◆ **WRITTEN EXERCISE**:
Which lines below hold the word "this"? Copy all of them.

◆ **EXCERPTED DATA**:
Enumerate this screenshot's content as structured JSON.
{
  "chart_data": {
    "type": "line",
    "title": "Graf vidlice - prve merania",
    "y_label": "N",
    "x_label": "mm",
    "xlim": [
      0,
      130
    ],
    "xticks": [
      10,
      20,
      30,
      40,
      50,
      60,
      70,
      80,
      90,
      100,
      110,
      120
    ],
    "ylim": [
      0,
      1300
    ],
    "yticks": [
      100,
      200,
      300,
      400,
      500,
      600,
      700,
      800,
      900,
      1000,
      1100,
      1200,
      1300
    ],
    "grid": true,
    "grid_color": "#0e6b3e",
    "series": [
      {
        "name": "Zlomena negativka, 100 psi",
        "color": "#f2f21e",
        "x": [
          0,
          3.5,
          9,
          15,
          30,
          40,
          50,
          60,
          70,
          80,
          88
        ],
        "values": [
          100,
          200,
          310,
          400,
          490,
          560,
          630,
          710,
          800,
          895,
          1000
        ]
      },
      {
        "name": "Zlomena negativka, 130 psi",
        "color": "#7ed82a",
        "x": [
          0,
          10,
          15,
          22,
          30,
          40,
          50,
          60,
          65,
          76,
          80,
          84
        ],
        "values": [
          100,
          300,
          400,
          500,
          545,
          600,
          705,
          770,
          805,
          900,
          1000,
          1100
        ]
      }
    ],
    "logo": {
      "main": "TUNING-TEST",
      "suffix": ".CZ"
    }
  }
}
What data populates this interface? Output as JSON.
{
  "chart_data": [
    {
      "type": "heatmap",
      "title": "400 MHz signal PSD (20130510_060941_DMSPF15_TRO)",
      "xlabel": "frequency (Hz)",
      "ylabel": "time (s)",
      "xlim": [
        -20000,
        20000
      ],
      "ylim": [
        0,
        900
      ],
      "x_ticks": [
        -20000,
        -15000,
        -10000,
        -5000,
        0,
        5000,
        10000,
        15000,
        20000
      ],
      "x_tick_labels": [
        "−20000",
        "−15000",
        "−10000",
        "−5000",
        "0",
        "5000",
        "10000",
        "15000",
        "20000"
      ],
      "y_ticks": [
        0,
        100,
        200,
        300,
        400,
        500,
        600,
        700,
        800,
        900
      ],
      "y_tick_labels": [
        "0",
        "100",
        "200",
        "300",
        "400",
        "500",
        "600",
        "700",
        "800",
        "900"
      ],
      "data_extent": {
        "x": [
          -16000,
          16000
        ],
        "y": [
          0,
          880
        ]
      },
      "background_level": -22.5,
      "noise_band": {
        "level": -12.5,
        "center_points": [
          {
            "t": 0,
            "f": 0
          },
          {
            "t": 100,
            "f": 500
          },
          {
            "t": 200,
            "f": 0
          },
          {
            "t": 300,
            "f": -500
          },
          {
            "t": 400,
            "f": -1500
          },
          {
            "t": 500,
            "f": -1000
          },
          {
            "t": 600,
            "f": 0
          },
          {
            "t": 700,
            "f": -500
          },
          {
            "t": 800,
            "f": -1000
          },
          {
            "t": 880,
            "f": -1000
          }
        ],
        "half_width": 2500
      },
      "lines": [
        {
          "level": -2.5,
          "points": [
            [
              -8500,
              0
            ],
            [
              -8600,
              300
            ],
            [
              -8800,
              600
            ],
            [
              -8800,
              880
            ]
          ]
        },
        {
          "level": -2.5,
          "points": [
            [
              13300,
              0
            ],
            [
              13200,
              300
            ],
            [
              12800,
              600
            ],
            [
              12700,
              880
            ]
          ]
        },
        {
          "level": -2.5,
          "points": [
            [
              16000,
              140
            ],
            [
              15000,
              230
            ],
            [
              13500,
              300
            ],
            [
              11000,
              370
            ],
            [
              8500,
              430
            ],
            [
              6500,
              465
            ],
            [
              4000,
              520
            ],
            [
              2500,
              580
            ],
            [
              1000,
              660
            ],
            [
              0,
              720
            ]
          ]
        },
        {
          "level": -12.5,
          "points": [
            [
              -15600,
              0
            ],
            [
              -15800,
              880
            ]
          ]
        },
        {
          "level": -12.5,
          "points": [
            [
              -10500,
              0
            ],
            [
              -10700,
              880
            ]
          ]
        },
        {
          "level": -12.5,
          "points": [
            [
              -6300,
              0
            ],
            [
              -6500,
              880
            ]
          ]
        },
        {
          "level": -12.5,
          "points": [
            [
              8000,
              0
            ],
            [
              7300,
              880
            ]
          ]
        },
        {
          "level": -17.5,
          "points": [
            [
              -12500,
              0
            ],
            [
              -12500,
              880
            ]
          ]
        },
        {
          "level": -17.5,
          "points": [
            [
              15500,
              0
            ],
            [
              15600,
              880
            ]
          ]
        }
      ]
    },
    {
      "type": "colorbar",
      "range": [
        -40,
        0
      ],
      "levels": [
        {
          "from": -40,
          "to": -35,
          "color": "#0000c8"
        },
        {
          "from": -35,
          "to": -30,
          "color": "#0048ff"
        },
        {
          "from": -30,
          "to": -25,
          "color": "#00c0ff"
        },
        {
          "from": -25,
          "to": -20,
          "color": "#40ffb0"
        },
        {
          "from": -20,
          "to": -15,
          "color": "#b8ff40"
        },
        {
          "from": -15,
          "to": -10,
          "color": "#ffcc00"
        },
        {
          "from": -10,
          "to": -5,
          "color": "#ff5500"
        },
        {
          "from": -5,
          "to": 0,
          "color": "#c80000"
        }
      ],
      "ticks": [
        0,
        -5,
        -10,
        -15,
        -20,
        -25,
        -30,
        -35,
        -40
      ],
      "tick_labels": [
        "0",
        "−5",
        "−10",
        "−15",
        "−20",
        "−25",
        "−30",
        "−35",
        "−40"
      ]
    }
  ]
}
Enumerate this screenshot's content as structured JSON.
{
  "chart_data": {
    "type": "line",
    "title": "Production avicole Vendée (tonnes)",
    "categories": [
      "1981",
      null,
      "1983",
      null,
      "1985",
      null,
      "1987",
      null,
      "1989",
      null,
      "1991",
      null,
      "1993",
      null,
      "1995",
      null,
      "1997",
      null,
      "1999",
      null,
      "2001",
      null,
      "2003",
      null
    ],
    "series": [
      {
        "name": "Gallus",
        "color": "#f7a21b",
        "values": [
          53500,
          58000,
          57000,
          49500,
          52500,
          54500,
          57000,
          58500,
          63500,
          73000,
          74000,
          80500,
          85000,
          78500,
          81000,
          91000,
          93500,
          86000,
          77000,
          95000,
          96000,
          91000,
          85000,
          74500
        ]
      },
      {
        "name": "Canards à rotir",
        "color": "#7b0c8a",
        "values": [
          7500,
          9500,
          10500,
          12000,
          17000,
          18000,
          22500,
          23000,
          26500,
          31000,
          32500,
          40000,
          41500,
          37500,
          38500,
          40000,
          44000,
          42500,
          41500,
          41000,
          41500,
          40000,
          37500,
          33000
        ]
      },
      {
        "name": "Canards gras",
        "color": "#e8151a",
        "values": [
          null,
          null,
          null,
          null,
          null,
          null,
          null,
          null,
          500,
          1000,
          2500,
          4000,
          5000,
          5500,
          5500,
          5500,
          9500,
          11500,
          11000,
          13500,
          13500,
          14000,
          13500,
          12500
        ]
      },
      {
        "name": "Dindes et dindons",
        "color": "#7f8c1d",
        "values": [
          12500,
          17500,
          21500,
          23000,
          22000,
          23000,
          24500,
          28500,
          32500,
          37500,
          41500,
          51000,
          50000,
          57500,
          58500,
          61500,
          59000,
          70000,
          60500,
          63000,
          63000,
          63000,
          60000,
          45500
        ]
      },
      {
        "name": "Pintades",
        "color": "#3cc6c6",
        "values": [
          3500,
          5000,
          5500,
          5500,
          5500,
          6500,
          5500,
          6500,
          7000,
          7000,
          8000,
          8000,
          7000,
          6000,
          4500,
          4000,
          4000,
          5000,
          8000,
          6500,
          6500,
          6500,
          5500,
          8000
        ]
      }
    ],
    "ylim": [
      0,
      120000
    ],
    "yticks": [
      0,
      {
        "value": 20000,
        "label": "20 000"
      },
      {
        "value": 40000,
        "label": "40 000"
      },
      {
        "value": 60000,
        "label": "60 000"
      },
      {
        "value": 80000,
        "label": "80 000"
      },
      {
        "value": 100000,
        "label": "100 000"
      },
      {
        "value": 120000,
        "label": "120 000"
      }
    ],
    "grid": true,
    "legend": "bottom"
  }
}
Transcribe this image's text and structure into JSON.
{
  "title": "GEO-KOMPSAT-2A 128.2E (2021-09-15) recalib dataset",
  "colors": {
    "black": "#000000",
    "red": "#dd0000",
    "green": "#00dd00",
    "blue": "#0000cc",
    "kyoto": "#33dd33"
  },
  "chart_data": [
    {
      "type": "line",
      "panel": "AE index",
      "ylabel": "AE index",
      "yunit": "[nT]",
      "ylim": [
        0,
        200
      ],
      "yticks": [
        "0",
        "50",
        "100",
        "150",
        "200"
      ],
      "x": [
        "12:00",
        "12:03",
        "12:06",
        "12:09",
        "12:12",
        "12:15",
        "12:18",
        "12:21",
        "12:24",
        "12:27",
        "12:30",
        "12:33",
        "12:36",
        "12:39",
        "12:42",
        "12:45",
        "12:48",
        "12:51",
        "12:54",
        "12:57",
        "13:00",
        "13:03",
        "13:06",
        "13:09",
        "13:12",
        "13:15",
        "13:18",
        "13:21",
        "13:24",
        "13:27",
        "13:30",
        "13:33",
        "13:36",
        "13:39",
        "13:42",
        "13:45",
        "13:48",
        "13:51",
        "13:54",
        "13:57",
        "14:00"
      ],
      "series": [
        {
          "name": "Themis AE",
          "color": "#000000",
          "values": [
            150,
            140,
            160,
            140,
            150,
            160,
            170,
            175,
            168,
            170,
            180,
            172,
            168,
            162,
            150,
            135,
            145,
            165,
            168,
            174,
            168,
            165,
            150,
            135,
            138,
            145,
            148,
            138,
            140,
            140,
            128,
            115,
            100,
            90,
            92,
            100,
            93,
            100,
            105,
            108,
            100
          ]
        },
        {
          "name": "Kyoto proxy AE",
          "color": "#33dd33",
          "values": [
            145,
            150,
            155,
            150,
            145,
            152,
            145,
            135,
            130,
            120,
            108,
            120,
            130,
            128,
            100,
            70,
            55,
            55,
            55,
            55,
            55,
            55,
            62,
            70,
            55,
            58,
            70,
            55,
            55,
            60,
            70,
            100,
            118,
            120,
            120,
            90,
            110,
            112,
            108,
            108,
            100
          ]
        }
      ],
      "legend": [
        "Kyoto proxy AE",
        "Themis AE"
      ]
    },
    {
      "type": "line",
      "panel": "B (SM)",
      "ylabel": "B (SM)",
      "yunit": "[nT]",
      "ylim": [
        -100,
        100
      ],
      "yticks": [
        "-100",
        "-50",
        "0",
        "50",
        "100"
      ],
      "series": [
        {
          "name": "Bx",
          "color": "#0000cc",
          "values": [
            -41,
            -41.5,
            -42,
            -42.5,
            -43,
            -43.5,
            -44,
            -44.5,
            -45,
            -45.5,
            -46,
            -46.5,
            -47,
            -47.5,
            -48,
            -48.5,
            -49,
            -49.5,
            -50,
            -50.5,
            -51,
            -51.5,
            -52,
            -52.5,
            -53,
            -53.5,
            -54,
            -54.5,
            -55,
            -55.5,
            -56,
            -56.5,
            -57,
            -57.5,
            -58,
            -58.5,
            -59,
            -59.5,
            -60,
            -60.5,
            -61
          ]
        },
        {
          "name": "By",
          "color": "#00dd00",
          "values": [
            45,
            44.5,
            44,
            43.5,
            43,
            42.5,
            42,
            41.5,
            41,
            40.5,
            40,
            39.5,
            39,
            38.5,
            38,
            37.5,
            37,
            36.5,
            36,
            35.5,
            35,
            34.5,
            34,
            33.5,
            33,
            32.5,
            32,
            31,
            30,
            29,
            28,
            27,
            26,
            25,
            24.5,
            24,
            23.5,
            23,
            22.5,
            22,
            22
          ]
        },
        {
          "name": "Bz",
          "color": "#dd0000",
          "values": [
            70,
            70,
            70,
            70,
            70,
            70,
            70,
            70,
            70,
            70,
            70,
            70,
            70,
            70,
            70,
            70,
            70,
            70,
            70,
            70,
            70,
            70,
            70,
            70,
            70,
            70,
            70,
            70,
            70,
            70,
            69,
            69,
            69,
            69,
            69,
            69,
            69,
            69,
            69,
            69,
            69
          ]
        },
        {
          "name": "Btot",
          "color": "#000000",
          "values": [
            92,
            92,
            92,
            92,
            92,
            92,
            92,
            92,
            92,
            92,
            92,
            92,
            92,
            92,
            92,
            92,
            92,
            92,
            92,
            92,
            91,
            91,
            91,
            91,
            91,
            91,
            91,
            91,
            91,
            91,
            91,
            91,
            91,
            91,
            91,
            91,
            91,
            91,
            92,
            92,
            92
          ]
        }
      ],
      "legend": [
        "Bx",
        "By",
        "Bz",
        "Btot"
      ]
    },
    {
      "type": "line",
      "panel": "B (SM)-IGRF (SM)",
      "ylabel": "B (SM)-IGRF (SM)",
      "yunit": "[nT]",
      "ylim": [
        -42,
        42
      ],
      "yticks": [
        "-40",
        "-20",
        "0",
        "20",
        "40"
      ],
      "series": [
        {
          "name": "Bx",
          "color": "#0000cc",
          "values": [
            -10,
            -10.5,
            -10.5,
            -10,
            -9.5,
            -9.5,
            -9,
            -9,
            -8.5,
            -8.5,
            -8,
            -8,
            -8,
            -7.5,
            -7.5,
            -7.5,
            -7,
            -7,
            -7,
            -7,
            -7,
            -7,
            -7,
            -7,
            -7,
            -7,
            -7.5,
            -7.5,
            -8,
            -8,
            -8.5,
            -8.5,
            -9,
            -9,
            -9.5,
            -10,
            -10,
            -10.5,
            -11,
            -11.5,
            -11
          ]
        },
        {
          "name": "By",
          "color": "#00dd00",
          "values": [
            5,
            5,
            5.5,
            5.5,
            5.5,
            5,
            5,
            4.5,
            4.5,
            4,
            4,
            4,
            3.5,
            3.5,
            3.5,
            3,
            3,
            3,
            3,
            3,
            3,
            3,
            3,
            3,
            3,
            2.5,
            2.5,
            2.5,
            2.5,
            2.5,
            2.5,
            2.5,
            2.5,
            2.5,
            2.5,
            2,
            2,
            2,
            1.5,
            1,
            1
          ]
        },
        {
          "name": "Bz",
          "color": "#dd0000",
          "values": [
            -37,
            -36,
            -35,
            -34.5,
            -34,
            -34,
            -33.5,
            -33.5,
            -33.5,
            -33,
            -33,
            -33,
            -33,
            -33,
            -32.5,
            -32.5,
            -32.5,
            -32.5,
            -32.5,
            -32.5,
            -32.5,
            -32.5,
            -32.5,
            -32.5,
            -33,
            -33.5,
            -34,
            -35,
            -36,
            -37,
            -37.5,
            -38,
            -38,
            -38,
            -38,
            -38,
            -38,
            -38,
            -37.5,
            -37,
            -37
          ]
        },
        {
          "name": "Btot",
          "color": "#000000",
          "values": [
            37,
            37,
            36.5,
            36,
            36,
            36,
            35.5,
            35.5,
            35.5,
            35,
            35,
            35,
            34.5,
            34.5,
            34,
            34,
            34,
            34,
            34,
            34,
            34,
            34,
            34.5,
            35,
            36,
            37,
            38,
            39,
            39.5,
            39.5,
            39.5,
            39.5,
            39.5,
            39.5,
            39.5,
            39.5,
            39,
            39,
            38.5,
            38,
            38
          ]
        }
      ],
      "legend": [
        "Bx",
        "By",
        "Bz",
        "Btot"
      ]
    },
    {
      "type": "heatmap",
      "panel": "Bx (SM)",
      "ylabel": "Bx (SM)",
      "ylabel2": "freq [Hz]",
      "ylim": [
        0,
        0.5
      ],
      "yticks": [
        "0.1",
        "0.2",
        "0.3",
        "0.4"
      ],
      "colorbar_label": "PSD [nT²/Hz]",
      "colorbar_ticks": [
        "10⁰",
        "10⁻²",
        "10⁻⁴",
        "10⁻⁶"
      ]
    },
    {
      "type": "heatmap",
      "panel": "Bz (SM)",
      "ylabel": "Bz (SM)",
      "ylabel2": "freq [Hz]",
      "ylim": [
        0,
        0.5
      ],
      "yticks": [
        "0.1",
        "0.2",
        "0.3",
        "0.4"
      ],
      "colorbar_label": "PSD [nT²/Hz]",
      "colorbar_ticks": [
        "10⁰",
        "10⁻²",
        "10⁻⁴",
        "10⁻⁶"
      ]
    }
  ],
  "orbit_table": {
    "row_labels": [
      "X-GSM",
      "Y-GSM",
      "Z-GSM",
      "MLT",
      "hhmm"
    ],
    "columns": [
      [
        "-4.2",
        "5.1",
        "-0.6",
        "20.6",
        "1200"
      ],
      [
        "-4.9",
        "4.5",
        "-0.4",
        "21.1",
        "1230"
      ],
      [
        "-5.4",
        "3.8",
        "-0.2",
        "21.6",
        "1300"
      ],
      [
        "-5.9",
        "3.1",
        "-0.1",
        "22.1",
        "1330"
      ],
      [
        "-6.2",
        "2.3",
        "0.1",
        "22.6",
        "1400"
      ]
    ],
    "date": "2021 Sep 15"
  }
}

◆ **FULL RESPONSE**:
Enumerate this screenshot's content as structured JSON.
What data populates this interface? Output as JSON.
Enumerate this screenshot's content as structured JSON.
Transcribe this image's text and structure into JSON.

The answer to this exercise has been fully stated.